[Records from a dataset]

┌────────

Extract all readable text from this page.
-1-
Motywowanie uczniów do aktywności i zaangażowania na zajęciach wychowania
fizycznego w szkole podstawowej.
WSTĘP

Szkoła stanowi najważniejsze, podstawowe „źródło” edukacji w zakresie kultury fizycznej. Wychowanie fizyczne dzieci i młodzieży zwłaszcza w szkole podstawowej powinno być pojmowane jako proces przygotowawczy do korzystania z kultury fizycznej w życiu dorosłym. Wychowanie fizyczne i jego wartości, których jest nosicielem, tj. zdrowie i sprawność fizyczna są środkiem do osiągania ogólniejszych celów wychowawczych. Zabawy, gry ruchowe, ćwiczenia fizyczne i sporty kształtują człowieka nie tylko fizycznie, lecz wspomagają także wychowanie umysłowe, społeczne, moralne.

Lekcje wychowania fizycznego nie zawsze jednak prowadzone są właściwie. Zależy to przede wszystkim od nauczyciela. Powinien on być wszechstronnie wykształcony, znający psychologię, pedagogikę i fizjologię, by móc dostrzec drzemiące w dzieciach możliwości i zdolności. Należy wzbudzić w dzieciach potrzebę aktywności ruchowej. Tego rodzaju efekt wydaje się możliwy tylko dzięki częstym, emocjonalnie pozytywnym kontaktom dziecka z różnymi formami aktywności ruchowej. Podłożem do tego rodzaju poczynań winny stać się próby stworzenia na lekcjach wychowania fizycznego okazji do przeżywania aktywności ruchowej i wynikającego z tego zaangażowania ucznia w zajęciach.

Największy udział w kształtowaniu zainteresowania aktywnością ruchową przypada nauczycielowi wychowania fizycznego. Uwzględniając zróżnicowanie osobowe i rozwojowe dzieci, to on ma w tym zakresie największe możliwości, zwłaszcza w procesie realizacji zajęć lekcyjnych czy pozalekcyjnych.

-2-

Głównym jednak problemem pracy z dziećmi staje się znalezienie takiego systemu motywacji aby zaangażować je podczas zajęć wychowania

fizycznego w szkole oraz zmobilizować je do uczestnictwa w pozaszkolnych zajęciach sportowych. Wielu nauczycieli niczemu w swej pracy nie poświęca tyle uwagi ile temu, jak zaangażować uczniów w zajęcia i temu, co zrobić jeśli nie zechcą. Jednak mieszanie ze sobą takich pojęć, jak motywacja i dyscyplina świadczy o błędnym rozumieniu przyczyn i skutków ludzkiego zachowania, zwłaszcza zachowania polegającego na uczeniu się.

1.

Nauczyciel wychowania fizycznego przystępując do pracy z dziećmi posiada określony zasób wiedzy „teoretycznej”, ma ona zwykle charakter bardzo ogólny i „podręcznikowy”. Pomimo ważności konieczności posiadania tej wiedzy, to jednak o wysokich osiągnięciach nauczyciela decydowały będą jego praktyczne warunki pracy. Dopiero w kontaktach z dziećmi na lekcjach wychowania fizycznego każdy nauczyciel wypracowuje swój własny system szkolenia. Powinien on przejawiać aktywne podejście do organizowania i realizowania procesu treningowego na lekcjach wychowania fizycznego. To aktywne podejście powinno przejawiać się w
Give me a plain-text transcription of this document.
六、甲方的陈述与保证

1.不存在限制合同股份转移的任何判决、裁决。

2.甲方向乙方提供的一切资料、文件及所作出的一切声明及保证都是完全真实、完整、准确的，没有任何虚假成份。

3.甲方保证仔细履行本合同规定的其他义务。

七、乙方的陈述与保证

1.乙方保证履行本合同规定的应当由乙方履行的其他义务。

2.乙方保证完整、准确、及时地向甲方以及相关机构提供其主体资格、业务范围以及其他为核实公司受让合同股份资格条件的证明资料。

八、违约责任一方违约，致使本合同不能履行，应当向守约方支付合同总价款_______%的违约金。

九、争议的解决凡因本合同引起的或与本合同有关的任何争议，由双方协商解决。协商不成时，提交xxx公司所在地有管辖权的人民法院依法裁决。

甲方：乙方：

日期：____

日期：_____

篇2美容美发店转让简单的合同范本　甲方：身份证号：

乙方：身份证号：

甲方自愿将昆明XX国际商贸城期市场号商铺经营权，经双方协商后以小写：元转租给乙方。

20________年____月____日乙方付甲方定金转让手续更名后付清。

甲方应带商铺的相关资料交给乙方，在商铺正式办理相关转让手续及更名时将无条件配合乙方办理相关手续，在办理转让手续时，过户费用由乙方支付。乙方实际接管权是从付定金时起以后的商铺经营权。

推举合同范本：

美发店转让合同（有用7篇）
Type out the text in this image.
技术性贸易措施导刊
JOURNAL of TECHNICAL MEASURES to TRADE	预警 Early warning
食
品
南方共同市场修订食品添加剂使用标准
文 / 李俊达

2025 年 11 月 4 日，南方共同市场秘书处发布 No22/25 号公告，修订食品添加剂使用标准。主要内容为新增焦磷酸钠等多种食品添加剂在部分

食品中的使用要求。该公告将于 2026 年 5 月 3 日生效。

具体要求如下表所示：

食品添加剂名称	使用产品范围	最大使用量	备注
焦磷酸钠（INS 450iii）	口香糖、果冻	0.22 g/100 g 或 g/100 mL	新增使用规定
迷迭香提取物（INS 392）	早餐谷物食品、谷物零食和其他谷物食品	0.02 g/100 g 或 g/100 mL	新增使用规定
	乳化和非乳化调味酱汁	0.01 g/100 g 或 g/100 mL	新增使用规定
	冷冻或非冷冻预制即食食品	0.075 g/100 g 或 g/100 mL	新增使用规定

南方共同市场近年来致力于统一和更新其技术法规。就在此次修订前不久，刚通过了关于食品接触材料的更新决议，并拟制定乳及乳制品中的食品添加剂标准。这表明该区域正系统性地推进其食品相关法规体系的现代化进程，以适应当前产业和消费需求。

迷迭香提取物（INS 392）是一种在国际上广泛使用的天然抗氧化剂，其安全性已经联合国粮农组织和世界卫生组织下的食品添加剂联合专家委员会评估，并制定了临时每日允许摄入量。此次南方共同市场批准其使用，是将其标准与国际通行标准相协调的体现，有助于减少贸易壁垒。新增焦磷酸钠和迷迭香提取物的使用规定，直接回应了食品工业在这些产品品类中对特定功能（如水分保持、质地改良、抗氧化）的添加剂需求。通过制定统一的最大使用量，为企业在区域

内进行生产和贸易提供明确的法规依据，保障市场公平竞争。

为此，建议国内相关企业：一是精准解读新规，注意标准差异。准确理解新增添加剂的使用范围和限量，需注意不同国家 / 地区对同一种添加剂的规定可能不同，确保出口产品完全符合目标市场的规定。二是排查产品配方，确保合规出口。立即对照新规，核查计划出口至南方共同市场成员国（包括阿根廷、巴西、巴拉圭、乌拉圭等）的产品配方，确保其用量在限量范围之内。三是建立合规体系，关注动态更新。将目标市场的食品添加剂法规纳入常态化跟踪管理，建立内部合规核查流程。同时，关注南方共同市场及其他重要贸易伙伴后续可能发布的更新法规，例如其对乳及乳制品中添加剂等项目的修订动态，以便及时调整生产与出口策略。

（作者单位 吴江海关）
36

└────────

▸ **INSTRUCTION**
Report how many lines above hold the string "dziećmi", giving nothing but the number.

▸ **RESULT OF THE EXERCISE**
2